§ **Aim**
Copy the records below exactly as they are written.

§ **Stored data**
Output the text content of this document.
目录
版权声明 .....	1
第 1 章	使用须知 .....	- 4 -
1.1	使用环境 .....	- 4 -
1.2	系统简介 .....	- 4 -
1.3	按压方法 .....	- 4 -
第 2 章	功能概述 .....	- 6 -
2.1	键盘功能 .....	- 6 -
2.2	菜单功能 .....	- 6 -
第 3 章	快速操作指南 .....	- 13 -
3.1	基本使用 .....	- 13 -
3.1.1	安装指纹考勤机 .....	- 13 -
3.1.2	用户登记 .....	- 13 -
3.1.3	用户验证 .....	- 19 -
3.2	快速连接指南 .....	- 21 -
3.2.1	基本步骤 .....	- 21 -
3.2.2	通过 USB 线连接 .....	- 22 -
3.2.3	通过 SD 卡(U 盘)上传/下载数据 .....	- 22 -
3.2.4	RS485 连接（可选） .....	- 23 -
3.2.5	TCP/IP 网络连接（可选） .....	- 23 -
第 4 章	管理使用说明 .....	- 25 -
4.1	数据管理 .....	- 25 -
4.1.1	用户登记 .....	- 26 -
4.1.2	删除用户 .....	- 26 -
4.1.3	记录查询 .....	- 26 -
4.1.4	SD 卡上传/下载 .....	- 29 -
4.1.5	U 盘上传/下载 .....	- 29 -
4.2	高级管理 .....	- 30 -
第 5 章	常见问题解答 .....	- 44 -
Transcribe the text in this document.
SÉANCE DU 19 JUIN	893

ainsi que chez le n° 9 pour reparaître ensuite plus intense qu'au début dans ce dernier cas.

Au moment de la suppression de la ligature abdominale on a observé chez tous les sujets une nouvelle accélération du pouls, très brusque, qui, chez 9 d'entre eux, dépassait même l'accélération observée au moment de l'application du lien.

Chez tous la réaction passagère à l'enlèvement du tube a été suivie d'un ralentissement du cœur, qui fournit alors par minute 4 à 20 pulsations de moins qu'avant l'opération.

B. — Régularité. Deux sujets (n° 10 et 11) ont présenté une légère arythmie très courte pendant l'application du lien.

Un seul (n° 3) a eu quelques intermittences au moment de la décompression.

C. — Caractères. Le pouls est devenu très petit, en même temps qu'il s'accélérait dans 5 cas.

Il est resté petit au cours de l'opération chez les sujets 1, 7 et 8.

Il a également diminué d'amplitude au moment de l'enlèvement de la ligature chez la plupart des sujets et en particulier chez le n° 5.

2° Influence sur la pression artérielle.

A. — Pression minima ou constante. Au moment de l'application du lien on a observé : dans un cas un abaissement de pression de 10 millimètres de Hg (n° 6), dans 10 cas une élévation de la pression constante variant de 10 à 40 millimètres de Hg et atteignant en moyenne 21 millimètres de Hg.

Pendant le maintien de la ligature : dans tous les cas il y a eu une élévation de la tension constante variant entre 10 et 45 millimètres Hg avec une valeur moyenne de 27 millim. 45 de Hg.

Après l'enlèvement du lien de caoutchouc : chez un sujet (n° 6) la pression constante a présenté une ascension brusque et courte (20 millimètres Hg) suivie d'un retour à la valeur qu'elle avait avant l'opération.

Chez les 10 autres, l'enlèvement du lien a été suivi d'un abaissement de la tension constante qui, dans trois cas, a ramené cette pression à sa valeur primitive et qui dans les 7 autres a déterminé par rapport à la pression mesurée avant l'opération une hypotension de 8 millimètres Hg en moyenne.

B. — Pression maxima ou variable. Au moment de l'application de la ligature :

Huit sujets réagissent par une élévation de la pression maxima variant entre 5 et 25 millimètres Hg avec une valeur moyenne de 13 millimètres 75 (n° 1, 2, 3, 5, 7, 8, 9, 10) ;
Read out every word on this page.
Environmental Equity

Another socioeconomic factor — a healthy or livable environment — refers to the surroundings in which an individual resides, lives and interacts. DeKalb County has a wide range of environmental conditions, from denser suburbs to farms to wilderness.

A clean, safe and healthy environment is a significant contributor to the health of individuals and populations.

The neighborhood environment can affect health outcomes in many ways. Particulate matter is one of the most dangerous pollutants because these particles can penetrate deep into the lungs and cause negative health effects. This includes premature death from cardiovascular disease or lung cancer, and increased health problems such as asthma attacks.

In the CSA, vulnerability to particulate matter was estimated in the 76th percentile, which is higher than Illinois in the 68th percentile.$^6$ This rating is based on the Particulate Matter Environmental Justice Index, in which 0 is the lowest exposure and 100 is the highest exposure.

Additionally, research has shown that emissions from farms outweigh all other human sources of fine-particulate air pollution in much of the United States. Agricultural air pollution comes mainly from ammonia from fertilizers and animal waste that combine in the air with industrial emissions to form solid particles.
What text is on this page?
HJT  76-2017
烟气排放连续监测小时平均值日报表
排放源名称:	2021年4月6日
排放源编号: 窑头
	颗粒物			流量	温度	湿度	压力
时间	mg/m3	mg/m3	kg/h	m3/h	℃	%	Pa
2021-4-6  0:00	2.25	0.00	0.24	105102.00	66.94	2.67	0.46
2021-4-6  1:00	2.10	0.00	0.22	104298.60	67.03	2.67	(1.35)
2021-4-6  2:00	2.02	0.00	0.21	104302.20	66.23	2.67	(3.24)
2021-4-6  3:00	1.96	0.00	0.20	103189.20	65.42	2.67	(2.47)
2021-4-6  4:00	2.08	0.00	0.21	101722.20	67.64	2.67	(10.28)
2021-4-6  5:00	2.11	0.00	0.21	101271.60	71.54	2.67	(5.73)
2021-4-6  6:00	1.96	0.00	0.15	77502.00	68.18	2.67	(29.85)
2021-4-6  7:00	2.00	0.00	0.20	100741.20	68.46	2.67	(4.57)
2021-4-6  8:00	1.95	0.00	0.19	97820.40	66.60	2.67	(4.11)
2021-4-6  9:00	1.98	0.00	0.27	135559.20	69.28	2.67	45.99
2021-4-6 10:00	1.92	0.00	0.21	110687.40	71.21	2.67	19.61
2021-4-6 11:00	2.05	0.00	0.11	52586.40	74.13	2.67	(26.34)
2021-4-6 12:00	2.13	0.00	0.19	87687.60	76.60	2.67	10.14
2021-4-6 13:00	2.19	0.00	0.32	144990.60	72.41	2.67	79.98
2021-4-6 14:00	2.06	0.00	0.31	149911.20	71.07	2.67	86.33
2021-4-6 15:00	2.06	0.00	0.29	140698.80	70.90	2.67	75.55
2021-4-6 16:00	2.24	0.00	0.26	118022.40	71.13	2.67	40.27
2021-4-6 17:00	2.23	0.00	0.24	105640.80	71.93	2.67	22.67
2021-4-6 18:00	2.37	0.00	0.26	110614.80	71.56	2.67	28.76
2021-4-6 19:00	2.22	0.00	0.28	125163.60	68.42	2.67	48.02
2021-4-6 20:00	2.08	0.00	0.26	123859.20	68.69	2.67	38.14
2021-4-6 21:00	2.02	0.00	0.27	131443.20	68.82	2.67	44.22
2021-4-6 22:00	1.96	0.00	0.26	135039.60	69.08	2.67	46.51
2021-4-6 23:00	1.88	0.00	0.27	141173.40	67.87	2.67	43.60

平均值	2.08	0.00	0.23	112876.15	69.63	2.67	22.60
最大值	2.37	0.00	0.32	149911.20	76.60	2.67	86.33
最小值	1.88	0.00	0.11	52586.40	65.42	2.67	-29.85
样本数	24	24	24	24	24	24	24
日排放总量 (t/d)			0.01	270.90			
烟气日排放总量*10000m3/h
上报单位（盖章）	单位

§ **Task output**
Output the text content of this document.
目录
版权声明 .....	1
第 1 章	使用须知 .....	- 4 -
1.1	使用环境 .....	- 4 -
1.2	系统简介 .....	- 4 -
1.3	按压方法 .....	- 4 -
第 2 章	功能概述 .....	- 6 -
2.1	键盘功能 .....	- 6 -
2.2	菜单功能 .....	- 6 -
第 3 章	快速操作指南 .....	- 13 -
3.1	基本使用 .....	- 13 -
3.1.1	安装指纹考勤机 .....	- 13 -
3.1.2	用户登记 .....	- 13 -
3.1.3	用户验证 .....	- 19 -
3.2	快速连接指南 .....	- 21 -
3.2.1	基本步骤 .....	- 21 -
3.2.2	通过 USB 线连接 .....	- 22 -
3.2.3	通过 SD 卡(U 盘)上传/下载数据 .....	- 22 -
3.2.4	RS485 连接（可选） .....	- 23 -
3.2.5	TCP/IP 网络连接（可选） .....	- 23 -
第 4 章	管理使用说明 .....	- 25 -
4.1	数据管理 .....	- 25 -
4.1.1	用户登记 .....	- 26 -
4.1.2	删除用户 .....	- 26 -
4.1.3	记录查询 .....	- 26 -
4.1.4	SD 卡上传/下载 .....	- 29 -
4.1.5	U 盘上传/下载 .....	- 29 -
4.2	高级管理 .....	- 30 -
第 5 章	常见问题解答 .....	- 44 -
Transcribe the text in this document.
SÉANCE DU 19 JUIN	893

ainsi que chez le n° 9 pour reparaître ensuite plus intense qu'au début dans ce dernier cas.

Au moment de la suppression de la ligature abdominale on a observé chez tous les sujets une nouvelle accélération du pouls, très brusque, qui, chez 9 d'entre eux, dépassait même l'accélération observée au moment de l'application du lien.

Chez tous la réaction passagère à l'enlèvement du tube a été suivie d'un ralentissement du cœur, qui fournit alors par minute 4 à 20 pulsations de moins qu'avant l'opération.

B. — Régularité. Deux sujets (n° 10 et 11) ont présenté une légère arythmie très courte pendant l'application du lien.

Un seul (n° 3) a eu quelques intermittences au moment de la décompression.

C. — Caractères. Le pouls est devenu très petit, en même temps qu'il s'accélérait dans 5 cas.

Il est resté petit au cours de l'opération chez les sujets 1, 7 et 8.

Il a également diminué d'amplitude au moment de l'enlèvement de la ligature chez la plupart des sujets et en particulier chez le n° 5.

2° Influence sur la pression artérielle.

A. — Pression minima ou constante. Au moment de l'application du lien on a observé : dans un cas un abaissement de pression de 10 millimètres de Hg (n° 6), dans 10 cas une élévation de la pression constante variant de 10 à 40 millimètres de Hg et atteignant en moyenne 21 millimètres de Hg.

Pendant le maintien de la ligature : dans tous les cas il y a eu une élévation de la tension constante variant entre 10 et 45 millimètres Hg avec une valeur moyenne de 27 millim. 45 de Hg.

Après l'enlèvement du lien de caoutchouc : chez un sujet (n° 6) la pression constante a présenté une ascension brusque et courte (20 millimètres Hg) suivie d'un retour à la valeur qu'elle avait avant l'opération.

Chez les 10 autres, l'enlèvement du lien a été suivi d'un abaissement de la tension constante qui, dans trois cas, a ramené cette pression à sa valeur primitive et qui dans les 7 autres a déterminé par rapport à la pression mesurée avant l'opération une hypotension de 8 millimètres Hg en moyenne.

B. — Pression maxima ou variable. Au moment de l'application de la ligature :

Huit sujets réagissent par une élévation de la pression maxima variant entre 5 et 25 millimètres Hg avec une valeur moyenne de 13 millimètres 75 (n° 1, 2, 3, 5, 7, 8, 9, 10) ;
Read out every word on this page.
Environmental Equity

Another socioeconomic factor — a healthy or livable environment — refers to the surroundings in which an individual resides, lives and interacts. DeKalb County has a wide range of environmental conditions, from denser suburbs to farms to wilderness.

A clean, safe and healthy environment is a significant contributor to the health of individuals and populations.

The neighborhood environment can affect health outcomes in many ways. Particulate matter is one of the most dangerous pollutants because these particles can penetrate deep into the lungs and cause negative health effects. This includes premature death from cardiovascular disease or lung cancer, and increased health problems such as asthma attacks.

In the CSA, vulnerability to particulate matter was estimated in the 76th percentile, which is higher than Illinois in the 68th percentile.$^6$ This rating is based on the Particulate Matter Environmental Justice Index, in which 0 is the lowest exposure and 100 is the highest exposure.

Additionally, research has shown that emissions from farms outweigh all other human sources of fine-particulate air pollution in much of the United States. Agricultural air pollution comes mainly from ammonia from fertilizers and animal waste that combine in the air with industrial emissions to form solid particles.
What text is on this page?
HJT  76-2017
烟气排放连续监测小时平均值日报表
排放源名称:	2021年4月6日
排放源编号: 窑头
	颗粒物			流量	温度	湿度	压力
时间	mg/m3	mg/m3	kg/h	m3/h	℃	%	Pa
2021-4-6  0:00	2.25	0.00	0.24	105102.00	66.94	2.67	0.46
2021-4-6  1:00	2.10	0.00	0.22	104298.60	67.03	2.67	(1.35)
2021-4-6  2:00	2.02	0.00	0.21	104302.20	66.23	2.67	(3.24)
2021-4-6  3:00	1.96	0.00	0.20	103189.20	65.42	2.67	(2.47)
2021-4-6  4:00	2.08	0.00	0.21	101722.20	67.64	2.67	(10.28)
2021-4-6  5:00	2.11	0.00	0.21	101271.60	71.54	2.67	(5.73)
2021-4-6  6:00	1.96	0.00	0.15	77502.00	68.18	2.67	(29.85)
2021-4-6  7:00	2.00	0.00	0.20	100741.20	68.46	2.67	(4.57)
2021-4-6  8:00	1.95	0.00	0.19	97820.40	66.60	2.67	(4.11)
2021-4-6  9:00	1.98	0.00	0.27	135559.20	69.28	2.67	45.99
2021-4-6 10:00	1.92	0.00	0.21	110687.40	71.21	2.67	19.61
2021-4-6 11:00	2.05	0.00	0.11	52586.40	74.13	2.67	(26.34)
2021-4-6 12:00	2.13	0.00	0.19	87687.60	76.60	2.67	10.14
2021-4-6 13:00	2.19	0.00	0.32	144990.60	72.41	2.67	79.98
2021-4-6 14:00	2.06	0.00	0.31	149911.20	71.07	2.67	86.33
2021-4-6 15:00	2.06	0.00	0.29	140698.80	70.90	2.67	75.55
2021-4-6 16:00	2.24	0.00	0.26	118022.40	71.13	2.67	40.27
2021-4-6 17:00	2.23	0.00	0.24	105640.80	71.93	2.67	22.67
2021-4-6 18:00	2.37	0.00	0.26	110614.80	71.56	2.67	28.76
2021-4-6 19:00	2.22	0.00	0.28	125163.60	68.42	2.67	48.02
2021-4-6 20:00	2.08	0.00	0.26	123859.20	68.69	2.67	38.14
2021-4-6 21:00	2.02	0.00	0.27	131443.20	68.82	2.67	44.22
2021-4-6 22:00	1.96	0.00	0.26	135039.60	69.08	2.67	46.51
2021-4-6 23:00	1.88	0.00	0.27	141173.40	67.87	2.67	43.60

平均值	2.08	0.00	0.23	112876.15	69.63	2.67	22.60
最大值	2.37	0.00	0.32	149911.20	76.60	2.67	86.33
最小值	1.88	0.00	0.11	52586.40	65.42	2.67	-29.85
样本数	24	24	24	24	24	24	24
日排放总量 (t/d)			0.01	270.90			
烟气日排放总量*10000m3/h
上报单位（盖章）	单位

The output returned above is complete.